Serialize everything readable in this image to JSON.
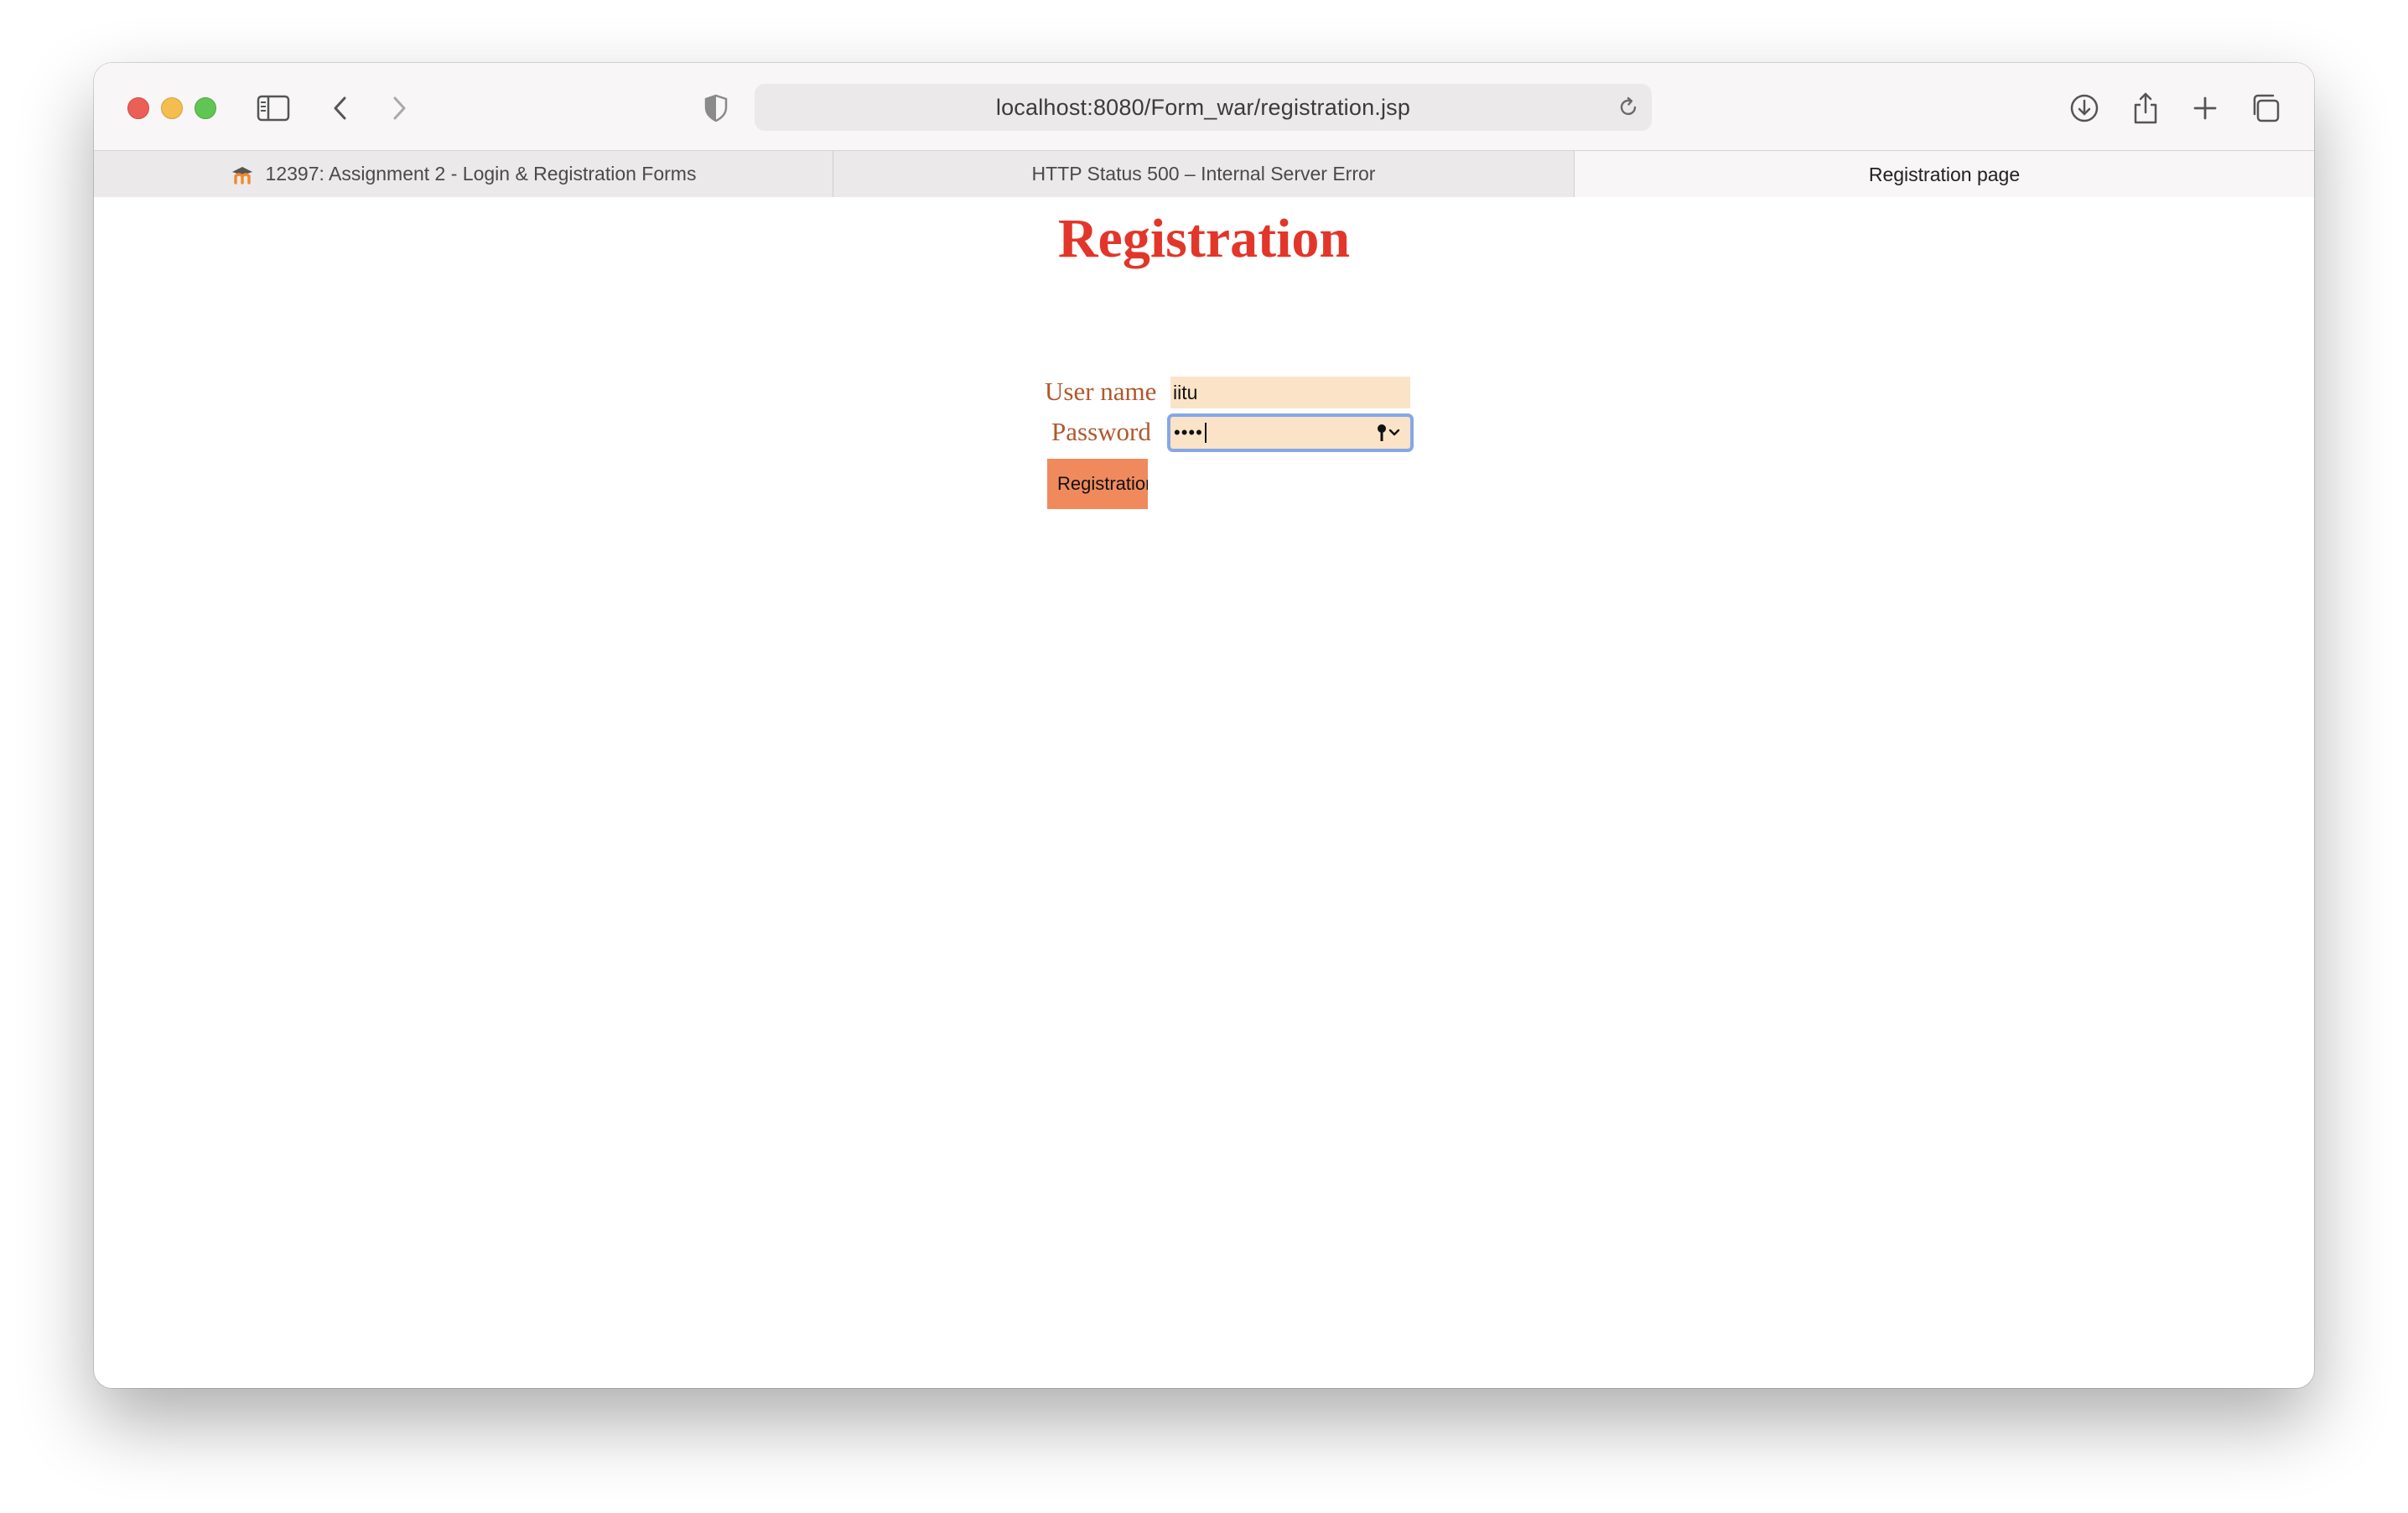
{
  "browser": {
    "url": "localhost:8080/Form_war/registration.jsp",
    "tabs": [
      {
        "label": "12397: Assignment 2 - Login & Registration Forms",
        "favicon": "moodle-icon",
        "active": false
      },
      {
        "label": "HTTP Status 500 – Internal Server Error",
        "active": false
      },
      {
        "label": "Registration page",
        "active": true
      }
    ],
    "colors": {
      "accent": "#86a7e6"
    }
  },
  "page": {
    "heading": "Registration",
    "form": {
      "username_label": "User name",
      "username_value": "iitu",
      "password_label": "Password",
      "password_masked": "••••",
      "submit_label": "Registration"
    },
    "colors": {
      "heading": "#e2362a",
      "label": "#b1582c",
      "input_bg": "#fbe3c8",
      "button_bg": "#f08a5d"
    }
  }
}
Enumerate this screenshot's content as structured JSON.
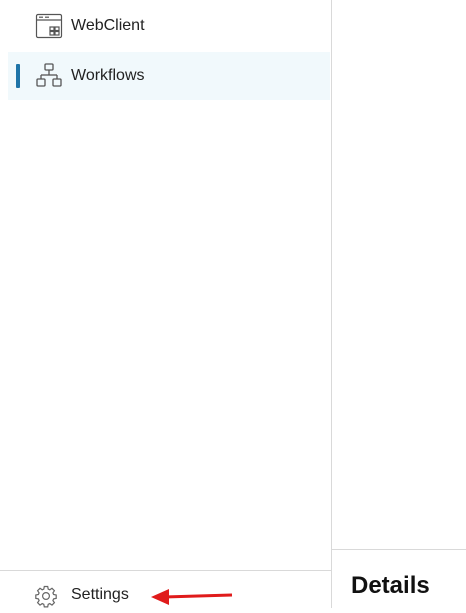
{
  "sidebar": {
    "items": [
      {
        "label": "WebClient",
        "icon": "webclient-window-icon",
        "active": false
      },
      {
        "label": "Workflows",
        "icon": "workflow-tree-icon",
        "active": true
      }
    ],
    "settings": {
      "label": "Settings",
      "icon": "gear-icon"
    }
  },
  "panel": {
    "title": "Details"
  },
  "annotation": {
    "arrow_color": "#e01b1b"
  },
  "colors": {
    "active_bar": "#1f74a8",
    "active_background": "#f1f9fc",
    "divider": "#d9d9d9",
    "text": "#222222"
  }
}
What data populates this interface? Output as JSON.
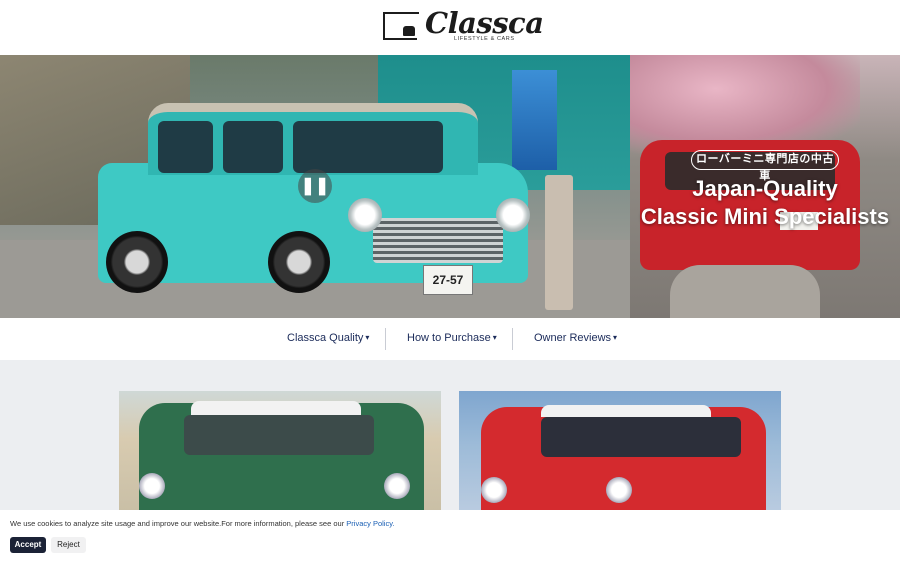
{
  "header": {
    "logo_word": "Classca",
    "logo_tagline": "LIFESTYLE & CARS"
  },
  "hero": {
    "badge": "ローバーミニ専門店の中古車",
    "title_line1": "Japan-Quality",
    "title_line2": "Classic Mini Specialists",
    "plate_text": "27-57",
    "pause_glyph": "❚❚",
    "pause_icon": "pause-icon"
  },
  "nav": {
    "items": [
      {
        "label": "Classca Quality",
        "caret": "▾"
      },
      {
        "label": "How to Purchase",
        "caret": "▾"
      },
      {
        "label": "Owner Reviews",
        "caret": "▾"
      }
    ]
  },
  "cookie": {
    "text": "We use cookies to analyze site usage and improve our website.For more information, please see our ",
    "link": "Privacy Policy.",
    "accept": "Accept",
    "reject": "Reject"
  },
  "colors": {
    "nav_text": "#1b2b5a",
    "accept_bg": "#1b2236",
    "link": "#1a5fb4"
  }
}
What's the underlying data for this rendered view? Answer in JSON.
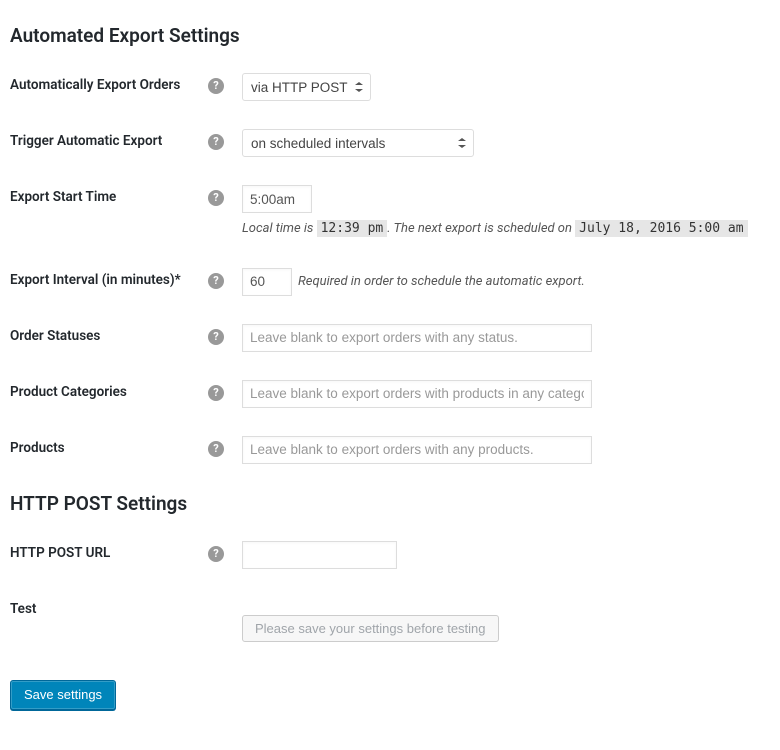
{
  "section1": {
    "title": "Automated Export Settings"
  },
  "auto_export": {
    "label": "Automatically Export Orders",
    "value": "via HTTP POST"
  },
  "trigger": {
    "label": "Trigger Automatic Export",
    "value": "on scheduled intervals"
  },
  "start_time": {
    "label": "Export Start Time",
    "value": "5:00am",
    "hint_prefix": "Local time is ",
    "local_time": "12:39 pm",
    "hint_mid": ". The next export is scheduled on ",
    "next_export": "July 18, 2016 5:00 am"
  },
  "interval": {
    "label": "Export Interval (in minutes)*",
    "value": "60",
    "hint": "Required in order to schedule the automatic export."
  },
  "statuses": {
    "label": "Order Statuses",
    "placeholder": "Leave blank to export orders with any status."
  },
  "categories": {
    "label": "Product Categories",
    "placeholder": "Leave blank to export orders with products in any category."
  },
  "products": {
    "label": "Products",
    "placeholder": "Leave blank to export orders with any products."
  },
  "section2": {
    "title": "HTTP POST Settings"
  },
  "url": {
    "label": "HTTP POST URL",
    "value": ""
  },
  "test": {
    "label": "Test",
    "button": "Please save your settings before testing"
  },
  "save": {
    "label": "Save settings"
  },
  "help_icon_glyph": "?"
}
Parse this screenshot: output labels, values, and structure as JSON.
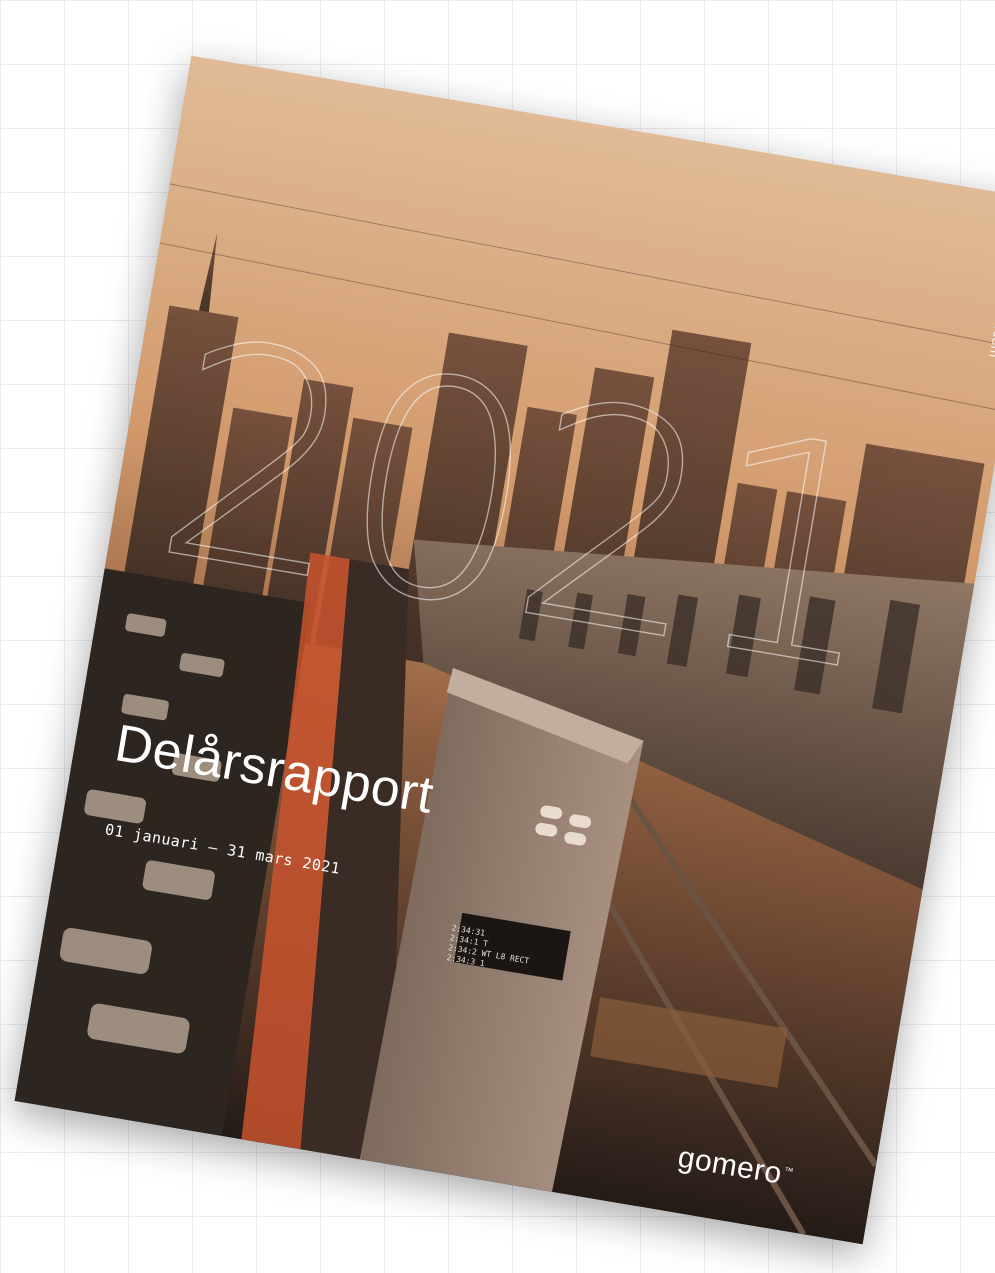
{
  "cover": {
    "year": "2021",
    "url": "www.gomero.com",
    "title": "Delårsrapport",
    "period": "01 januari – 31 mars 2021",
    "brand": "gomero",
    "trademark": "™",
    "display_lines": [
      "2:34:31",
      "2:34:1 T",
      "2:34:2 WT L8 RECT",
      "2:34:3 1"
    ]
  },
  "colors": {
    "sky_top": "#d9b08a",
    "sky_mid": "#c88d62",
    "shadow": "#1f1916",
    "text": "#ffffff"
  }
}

__Required task__:
In this exercise, set down all of the data exactly, without the pictures.

__Solution for this problem__:
Serialize everything readable in this image to JSON.
{
  "browser": {
    "url": "localhost:8080/Form_war/registration.jsp",
    "tabs": [
      {
        "label": "12397: Assignment 2 - Login & Registration Forms",
        "favicon": "moodle-icon",
        "active": false
      },
      {
        "label": "HTTP Status 500 – Internal Server Error",
        "active": false
      },
      {
        "label": "Registration page",
        "active": true
      }
    ],
    "colors": {
      "accent": "#86a7e6"
    }
  },
  "page": {
    "heading": "Registration",
    "form": {
      "username_label": "User name",
      "username_value": "iitu",
      "password_label": "Password",
      "password_masked": "••••",
      "submit_label": "Registration"
    },
    "colors": {
      "heading": "#e2362a",
      "label": "#b1582c",
      "input_bg": "#fbe3c8",
      "button_bg": "#f08a5d"
    }
  }
}
Enumerate this screenshot's content as structured JSON.
{
  "sidebar": {
    "items": [
      {
        "label": "WebClient",
        "icon": "webclient-window-icon",
        "active": false
      },
      {
        "label": "Workflows",
        "icon": "workflow-tree-icon",
        "active": true
      }
    ],
    "settings": {
      "label": "Settings",
      "icon": "gear-icon"
    }
  },
  "panel": {
    "title": "Details"
  },
  "annotation": {
    "arrow_color": "#e01b1b"
  },
  "colors": {
    "active_bar": "#1f74a8",
    "active_background": "#f1f9fc",
    "divider": "#d9d9d9",
    "text": "#222222"
  }
}
What data populates this interface? Output as JSON.
{
  "header": {
    "logo_word": "Classca",
    "logo_tagline": "LIFESTYLE & CARS"
  },
  "hero": {
    "badge": "ローバーミニ専門店の中古車",
    "title_line1": "Japan-Quality",
    "title_line2": "Classic Mini Specialists",
    "plate_text": "27-57",
    "pause_glyph": "❚❚",
    "pause_icon": "pause-icon"
  },
  "nav": {
    "items": [
      {
        "label": "Classca Quality",
        "caret": "▾"
      },
      {
        "label": "How to Purchase",
        "caret": "▾"
      },
      {
        "label": "Owner Reviews",
        "caret": "▾"
      }
    ]
  },
  "cookie": {
    "text": "We use cookies to analyze site usage and improve our website.For more information, please see our ",
    "link": "Privacy Policy.",
    "accept": "Accept",
    "reject": "Reject"
  },
  "colors": {
    "nav_text": "#1b2b5a",
    "accept_bg": "#1b2236",
    "link": "#1a5fb4"
  }
}
What's the underlying data for this rendered view? Answer in JSON.
{
  "section1": {
    "title": "Automated Export Settings"
  },
  "auto_export": {
    "label": "Automatically Export Orders",
    "value": "via HTTP POST"
  },
  "trigger": {
    "label": "Trigger Automatic Export",
    "value": "on scheduled intervals"
  },
  "start_time": {
    "label": "Export Start Time",
    "value": "5:00am",
    "hint_prefix": "Local time is ",
    "local_time": "12:39 pm",
    "hint_mid": ". The next export is scheduled on ",
    "next_export": "July 18, 2016 5:00 am"
  },
  "interval": {
    "label": "Export Interval (in minutes)*",
    "value": "60",
    "hint": "Required in order to schedule the automatic export."
  },
  "statuses": {
    "label": "Order Statuses",
    "placeholder": "Leave blank to export orders with any status."
  },
  "categories": {
    "label": "Product Categories",
    "placeholder": "Leave blank to export orders with products in any category."
  },
  "products": {
    "label": "Products",
    "placeholder": "Leave blank to export orders with any products."
  },
  "section2": {
    "title": "HTTP POST Settings"
  },
  "url": {
    "label": "HTTP POST URL",
    "value": ""
  },
  "test": {
    "label": "Test",
    "button": "Please save your settings before testing"
  },
  "save": {
    "label": "Save settings"
  },
  "help_icon_glyph": "?"
}
Parse this screenshot: output labels, values, and structure as JSON.
{
  "cover": {
    "year": "2021",
    "url": "www.gomero.com",
    "title": "Delårsrapport",
    "period": "01 januari – 31 mars 2021",
    "brand": "gomero",
    "trademark": "™",
    "display_lines": [
      "2:34:31",
      "2:34:1 T",
      "2:34:2 WT L8 RECT",
      "2:34:3 1"
    ]
  },
  "colors": {
    "sky_top": "#d9b08a",
    "sky_mid": "#c88d62",
    "shadow": "#1f1916",
    "text": "#ffffff"
  }
}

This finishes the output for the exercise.